- What you have to do:
Lines below containing the word "misleading" should be copied out.

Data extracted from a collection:
------------------------------------------------------------

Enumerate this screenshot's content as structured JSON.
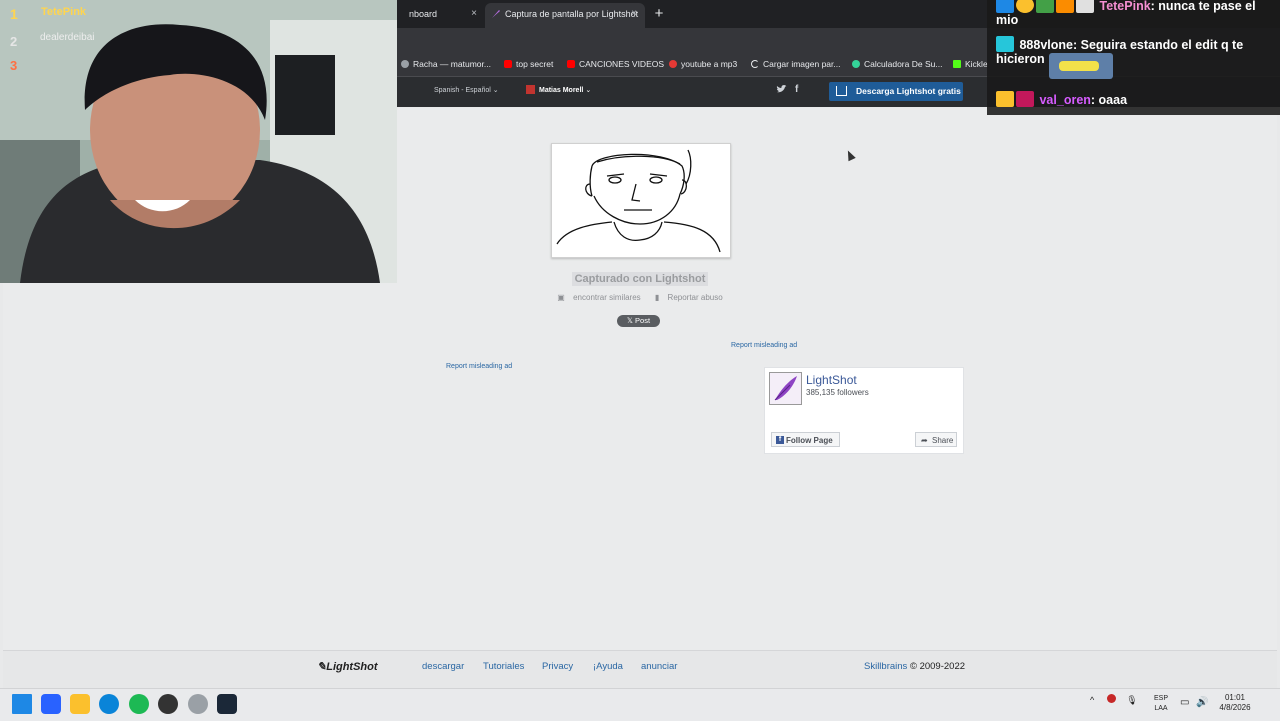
{
  "browser": {
    "tabs": [
      {
        "label": "nboard",
        "active": false
      },
      {
        "label": "Captura de pantalla por Lightshot",
        "active": true
      }
    ],
    "close_glyph": "×",
    "new_tab_glyph": "+",
    "bookmarks": [
      {
        "label": "Racha — matumor...",
        "icon": "globe-icon",
        "color": "#9aa0a6"
      },
      {
        "label": "top secret",
        "icon": "youtube-icon",
        "color": "#ff0000"
      },
      {
        "label": "CANCIONES VIDEOS",
        "icon": "youtube-icon",
        "color": "#ff0000"
      },
      {
        "label": "youtube a mp3",
        "icon": "youtube-icon",
        "color": "#e53935"
      },
      {
        "label": "Cargar imagen par...",
        "icon": "loader-icon",
        "color": "#e8eaed"
      },
      {
        "label": "Calculadora De Su...",
        "icon": "calculator-icon",
        "color": "#34d399"
      },
      {
        "label": "Kickle",
        "icon": "kick-icon",
        "color": "#53fc18"
      }
    ]
  },
  "lightshot": {
    "language": "Spanish - Español",
    "user": "Matias Morell",
    "twitter_glyph": "🐦",
    "facebook_glyph": "f",
    "download_button": "Descarga Lightshot gratis",
    "caption": "Capturado con Lightshot",
    "find_similar": "encontrar similares",
    "report_abuse": "Reportar abuso",
    "post_button": "𝕏 Post",
    "misleading_ad_1": "Report misleading ad",
    "misleading_ad_2": "Report misleading ad",
    "fb_page": {
      "name": "LightShot",
      "followers": "385,135 followers",
      "follow": "Follow Page",
      "share": "Share"
    }
  },
  "footer": {
    "logo": "LightShot",
    "links": [
      "descargar",
      "Tutoriales",
      "Privacy",
      "¡Ayuda",
      "anunciar"
    ],
    "company": "Skillbrains",
    "copyright": "© 2009-2022"
  },
  "leaderboard": [
    {
      "rank": "1",
      "name": "TetePink",
      "color": "#ffd54f"
    },
    {
      "rank": "2",
      "name": "dealerdeibai",
      "color": "#e6e6e6"
    },
    {
      "rank": "3",
      "name": "",
      "color": "#ff7043"
    }
  ],
  "chat": [
    {
      "user": "TetePink",
      "user_color": "#f48fd1",
      "message": ": nunca te pase el mio"
    },
    {
      "user": "888vlone",
      "user_color": "#ffffff",
      "message": ": Seguira estando el edit q te hicieron"
    },
    {
      "user": "val_oren",
      "user_color": "#d65cff",
      "message": ": oaaa"
    }
  ],
  "taskbar": {
    "language_top": "ESP",
    "language_bottom": "LAA",
    "time": "01:01",
    "date": "4/8/2026",
    "tray_arrow": "^"
  }
}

------------------------------------------------------------

- The completed task:
    "misleading_ad_1": "Report misleading ad",
    "misleading_ad_2": "Report misleading ad",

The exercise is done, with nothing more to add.